-- START OF DATA PROVIDED --

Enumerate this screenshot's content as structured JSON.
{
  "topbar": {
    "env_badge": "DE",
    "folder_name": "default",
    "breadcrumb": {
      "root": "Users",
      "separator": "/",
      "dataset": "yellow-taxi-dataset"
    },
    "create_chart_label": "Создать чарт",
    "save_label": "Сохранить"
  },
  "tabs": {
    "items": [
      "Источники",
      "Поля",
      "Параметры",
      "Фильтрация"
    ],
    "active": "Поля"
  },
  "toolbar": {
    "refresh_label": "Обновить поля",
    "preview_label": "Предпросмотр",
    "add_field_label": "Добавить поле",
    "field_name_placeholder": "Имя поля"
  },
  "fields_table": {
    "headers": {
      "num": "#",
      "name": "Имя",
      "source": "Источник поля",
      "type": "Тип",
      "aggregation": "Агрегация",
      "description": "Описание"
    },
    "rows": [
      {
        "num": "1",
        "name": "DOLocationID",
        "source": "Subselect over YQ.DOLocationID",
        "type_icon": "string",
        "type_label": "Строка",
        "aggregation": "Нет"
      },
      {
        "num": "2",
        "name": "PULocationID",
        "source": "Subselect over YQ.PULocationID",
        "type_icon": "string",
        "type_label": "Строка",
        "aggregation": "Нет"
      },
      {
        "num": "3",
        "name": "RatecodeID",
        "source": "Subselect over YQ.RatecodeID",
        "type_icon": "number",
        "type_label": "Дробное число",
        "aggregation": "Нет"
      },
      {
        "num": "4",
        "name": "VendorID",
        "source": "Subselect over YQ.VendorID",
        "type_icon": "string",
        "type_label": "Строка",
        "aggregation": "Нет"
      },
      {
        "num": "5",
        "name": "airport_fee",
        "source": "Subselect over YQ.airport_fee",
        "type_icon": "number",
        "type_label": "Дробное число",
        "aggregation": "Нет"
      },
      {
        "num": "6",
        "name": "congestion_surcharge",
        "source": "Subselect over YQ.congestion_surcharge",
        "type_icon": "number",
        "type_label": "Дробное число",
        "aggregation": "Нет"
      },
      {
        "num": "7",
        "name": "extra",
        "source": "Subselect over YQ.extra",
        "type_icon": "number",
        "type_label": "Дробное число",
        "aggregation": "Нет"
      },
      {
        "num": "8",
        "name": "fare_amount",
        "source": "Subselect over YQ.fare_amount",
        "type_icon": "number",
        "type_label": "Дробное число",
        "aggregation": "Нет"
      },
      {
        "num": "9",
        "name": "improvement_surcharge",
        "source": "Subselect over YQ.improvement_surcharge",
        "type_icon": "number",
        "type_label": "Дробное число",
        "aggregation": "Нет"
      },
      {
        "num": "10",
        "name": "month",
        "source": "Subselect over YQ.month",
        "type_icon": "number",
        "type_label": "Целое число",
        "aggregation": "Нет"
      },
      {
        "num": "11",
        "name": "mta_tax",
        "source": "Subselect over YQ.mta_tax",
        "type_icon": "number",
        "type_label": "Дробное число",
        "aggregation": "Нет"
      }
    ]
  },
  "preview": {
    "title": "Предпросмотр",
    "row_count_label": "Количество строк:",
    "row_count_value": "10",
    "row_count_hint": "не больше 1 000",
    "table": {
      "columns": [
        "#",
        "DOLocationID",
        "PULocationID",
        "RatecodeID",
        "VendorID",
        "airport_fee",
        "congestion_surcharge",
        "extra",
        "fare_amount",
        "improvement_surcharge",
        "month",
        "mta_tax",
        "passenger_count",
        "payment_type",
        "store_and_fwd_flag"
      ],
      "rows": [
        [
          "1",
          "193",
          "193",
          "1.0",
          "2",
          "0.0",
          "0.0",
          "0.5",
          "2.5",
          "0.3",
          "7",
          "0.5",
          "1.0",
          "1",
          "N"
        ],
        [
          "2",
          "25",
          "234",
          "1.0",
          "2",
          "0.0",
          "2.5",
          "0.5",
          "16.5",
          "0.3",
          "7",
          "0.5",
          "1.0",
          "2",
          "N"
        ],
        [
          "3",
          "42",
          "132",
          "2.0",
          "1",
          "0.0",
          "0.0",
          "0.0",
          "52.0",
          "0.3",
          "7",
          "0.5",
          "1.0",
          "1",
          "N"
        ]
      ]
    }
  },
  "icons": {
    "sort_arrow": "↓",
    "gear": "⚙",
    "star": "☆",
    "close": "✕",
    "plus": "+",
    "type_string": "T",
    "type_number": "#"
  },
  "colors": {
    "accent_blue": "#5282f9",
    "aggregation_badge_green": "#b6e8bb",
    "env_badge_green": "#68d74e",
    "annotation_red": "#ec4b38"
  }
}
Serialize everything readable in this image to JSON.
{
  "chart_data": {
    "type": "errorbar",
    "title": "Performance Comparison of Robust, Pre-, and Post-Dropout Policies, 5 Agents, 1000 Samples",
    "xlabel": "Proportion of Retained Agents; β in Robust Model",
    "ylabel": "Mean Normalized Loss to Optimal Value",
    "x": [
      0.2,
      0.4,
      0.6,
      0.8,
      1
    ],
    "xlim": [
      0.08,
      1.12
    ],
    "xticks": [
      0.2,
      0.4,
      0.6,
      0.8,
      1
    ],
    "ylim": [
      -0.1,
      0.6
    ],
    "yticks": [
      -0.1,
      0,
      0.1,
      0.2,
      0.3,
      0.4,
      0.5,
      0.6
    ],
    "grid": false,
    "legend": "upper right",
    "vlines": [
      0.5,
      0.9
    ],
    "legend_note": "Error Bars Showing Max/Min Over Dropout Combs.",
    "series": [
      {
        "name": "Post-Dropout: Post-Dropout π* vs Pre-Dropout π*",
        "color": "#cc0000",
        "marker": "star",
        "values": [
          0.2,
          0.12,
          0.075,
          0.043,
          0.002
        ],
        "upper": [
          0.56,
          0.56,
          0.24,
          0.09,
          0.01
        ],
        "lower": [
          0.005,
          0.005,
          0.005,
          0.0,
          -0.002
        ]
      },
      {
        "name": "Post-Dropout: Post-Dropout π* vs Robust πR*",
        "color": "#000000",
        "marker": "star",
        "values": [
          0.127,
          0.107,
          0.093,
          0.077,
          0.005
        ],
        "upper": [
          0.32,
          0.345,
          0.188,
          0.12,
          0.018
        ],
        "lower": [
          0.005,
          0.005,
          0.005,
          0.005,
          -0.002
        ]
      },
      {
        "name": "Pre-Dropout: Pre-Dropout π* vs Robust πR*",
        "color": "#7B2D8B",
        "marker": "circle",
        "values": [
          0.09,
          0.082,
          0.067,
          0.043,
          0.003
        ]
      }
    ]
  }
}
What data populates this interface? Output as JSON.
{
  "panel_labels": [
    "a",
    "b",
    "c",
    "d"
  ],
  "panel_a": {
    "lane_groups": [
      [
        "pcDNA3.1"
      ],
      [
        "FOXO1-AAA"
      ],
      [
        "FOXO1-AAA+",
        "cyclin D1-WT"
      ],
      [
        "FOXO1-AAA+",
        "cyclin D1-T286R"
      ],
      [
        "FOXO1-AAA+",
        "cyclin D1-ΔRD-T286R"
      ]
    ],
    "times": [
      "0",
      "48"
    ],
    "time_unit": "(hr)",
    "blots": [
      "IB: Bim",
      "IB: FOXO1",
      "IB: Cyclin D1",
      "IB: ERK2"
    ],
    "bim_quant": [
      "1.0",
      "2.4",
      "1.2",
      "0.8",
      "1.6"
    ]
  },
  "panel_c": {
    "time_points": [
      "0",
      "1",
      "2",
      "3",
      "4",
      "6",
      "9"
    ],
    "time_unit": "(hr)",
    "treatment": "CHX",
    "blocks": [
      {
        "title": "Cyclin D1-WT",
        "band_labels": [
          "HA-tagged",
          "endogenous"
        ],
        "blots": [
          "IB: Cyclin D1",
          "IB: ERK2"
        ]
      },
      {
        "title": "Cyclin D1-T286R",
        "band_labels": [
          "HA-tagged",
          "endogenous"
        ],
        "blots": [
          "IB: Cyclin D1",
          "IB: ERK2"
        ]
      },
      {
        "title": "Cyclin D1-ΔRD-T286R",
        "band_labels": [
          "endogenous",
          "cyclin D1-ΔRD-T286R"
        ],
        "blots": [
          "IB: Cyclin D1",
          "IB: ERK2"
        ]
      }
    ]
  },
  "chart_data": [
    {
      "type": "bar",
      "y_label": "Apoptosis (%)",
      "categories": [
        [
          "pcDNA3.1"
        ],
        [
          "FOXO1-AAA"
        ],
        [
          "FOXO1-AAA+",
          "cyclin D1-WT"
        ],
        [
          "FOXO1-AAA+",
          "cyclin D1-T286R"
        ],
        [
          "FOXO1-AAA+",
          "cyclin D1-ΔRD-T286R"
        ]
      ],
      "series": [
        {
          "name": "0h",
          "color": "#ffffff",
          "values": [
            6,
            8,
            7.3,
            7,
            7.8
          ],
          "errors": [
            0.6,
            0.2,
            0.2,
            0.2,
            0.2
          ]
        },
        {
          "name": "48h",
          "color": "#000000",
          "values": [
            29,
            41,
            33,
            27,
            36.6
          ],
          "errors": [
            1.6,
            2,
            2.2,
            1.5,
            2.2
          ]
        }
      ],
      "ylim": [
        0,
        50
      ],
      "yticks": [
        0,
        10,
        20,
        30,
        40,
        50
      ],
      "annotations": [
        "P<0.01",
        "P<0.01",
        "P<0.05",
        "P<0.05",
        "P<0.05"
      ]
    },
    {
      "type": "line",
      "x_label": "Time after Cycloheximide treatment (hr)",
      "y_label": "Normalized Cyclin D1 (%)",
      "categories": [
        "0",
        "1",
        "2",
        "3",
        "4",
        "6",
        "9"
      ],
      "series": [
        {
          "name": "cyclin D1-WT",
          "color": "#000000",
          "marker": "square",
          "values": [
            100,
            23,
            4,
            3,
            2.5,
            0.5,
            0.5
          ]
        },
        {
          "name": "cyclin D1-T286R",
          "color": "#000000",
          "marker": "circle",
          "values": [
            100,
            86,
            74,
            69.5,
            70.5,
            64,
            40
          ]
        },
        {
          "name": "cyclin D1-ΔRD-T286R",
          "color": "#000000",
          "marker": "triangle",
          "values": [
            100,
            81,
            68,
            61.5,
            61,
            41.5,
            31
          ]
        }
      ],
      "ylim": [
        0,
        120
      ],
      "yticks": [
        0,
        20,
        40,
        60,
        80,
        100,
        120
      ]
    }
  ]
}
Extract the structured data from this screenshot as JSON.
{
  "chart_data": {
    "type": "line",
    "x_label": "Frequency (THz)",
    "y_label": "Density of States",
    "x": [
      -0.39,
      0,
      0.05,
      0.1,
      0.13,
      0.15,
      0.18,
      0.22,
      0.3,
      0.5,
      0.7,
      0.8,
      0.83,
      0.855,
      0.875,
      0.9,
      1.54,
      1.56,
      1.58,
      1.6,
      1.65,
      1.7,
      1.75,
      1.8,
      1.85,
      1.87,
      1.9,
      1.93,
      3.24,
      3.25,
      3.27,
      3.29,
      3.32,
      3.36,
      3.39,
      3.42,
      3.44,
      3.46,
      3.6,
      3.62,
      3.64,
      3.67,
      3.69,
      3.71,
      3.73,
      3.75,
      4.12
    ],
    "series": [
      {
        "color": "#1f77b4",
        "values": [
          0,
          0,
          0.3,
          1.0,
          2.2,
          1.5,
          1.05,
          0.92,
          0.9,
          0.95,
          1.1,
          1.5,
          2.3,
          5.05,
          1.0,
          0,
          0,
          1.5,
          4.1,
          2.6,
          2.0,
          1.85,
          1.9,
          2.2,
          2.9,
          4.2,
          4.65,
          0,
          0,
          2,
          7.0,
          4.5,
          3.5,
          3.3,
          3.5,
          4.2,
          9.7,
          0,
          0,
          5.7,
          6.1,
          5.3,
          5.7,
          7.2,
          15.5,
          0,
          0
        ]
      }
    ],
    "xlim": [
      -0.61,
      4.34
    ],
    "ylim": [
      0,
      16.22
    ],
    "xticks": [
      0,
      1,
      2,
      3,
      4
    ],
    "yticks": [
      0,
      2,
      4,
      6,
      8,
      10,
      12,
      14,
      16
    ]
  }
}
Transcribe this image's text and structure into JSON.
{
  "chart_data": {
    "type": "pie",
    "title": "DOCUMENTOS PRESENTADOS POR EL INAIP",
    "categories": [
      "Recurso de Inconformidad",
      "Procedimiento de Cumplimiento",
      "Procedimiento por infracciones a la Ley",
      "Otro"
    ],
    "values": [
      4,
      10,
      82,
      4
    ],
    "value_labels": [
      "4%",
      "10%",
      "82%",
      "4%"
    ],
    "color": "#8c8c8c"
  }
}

-- END OF DATA PROVIDED --

**PROMPT:**
Select and copy every line of the listing with the word "Post".

**RESULT FOR THIS EXERCISE:**
    "title": "Performance Comparison of Robust, Pre-, and Post-Dropout Policies, 5 Agents, 1000 Samples",
        "name": "Post-Dropout: Post-Dropout π* vs Pre-Dropout π*",
        "name": "Post-Dropout: Post-Dropout π* vs Robust πR*",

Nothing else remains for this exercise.